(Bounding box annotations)
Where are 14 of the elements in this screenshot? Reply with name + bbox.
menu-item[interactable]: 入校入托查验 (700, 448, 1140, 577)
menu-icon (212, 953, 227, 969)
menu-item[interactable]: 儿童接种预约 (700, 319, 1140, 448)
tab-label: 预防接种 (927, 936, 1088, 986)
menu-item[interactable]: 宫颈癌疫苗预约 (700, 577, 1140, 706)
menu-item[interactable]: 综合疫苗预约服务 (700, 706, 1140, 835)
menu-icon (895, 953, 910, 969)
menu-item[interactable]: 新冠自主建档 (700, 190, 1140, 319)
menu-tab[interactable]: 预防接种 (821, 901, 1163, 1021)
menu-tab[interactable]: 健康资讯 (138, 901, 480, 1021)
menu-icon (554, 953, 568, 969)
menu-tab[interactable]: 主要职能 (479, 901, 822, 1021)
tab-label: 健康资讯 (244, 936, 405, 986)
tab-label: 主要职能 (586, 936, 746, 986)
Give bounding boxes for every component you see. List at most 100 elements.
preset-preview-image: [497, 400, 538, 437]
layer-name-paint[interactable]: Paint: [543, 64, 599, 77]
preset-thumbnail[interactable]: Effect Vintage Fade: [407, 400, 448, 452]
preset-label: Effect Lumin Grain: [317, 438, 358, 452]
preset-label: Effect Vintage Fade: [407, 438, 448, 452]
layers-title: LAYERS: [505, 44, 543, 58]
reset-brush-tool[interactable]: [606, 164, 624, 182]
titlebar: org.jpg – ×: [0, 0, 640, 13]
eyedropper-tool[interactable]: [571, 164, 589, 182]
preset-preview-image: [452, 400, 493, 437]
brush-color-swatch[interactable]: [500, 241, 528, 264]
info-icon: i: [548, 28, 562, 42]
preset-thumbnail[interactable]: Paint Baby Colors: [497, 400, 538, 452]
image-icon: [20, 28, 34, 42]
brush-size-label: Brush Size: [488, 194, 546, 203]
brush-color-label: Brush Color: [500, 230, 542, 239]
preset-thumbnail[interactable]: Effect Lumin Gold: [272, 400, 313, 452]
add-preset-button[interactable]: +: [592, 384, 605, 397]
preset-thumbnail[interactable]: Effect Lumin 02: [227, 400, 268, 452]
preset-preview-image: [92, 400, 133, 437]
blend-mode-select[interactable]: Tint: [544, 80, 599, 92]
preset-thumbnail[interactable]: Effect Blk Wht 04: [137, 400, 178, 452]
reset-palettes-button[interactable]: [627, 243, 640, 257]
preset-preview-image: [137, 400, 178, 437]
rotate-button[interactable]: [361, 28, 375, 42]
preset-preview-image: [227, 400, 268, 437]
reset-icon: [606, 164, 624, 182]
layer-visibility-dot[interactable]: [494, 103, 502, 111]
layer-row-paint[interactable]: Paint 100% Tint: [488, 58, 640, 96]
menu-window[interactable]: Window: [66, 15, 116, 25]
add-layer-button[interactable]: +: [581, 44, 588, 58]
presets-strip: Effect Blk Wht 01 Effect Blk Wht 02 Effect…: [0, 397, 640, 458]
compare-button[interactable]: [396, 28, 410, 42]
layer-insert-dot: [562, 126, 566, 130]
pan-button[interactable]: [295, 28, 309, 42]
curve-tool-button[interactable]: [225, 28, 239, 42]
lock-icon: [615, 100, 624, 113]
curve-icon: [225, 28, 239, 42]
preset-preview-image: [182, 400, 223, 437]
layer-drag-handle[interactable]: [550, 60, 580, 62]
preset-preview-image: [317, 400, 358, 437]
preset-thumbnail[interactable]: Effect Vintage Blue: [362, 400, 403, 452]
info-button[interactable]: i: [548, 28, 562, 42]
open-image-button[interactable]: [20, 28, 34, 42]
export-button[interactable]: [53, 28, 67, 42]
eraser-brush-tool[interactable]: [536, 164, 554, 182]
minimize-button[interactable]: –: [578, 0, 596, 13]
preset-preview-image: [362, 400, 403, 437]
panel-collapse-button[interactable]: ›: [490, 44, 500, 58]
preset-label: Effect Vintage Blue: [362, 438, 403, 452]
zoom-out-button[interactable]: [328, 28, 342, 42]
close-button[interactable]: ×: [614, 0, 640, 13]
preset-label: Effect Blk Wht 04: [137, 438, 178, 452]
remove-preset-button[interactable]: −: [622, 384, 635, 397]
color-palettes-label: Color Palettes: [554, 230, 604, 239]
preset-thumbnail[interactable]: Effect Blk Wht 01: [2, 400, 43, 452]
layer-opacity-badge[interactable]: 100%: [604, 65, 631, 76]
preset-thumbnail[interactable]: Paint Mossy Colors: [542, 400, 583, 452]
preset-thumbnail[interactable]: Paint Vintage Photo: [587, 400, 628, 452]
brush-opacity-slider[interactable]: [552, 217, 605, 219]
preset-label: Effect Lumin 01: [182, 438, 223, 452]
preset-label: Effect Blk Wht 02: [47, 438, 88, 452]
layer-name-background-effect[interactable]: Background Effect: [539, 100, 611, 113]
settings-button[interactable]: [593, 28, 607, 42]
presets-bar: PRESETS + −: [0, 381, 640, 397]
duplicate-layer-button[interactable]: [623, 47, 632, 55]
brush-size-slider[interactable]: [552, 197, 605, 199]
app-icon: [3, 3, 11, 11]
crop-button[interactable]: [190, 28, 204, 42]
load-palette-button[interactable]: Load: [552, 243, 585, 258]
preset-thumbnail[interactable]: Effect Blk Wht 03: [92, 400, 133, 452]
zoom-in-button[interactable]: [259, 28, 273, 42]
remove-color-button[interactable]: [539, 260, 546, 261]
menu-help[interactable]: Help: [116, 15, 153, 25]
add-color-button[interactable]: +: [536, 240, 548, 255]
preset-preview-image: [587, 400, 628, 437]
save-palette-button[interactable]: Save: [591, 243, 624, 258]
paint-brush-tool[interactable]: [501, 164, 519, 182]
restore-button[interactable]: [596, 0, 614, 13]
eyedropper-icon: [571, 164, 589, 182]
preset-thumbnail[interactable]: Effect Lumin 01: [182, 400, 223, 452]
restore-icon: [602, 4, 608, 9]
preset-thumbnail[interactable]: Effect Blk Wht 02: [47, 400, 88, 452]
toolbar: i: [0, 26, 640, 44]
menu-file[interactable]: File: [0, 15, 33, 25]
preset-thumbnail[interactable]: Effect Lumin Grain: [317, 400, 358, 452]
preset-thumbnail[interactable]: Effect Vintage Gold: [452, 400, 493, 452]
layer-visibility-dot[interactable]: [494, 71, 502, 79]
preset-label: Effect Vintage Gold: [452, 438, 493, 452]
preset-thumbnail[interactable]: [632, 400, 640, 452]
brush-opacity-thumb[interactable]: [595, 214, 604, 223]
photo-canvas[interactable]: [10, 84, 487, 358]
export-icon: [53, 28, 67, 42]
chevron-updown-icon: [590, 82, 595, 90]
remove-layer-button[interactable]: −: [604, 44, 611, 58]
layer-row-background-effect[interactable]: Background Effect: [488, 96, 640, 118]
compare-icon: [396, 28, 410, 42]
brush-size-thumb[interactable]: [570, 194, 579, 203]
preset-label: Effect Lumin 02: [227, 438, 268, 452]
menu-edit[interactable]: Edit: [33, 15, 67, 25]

**Written instruction**
Pull out every row above that contains the string "background" and copy each of those rows in full.

**Response**
layer-name-background-effect[interactable]: Background Effect: [539, 100, 611, 113]
layer-row-background-effect[interactable]: Background Effect: [488, 96, 640, 118]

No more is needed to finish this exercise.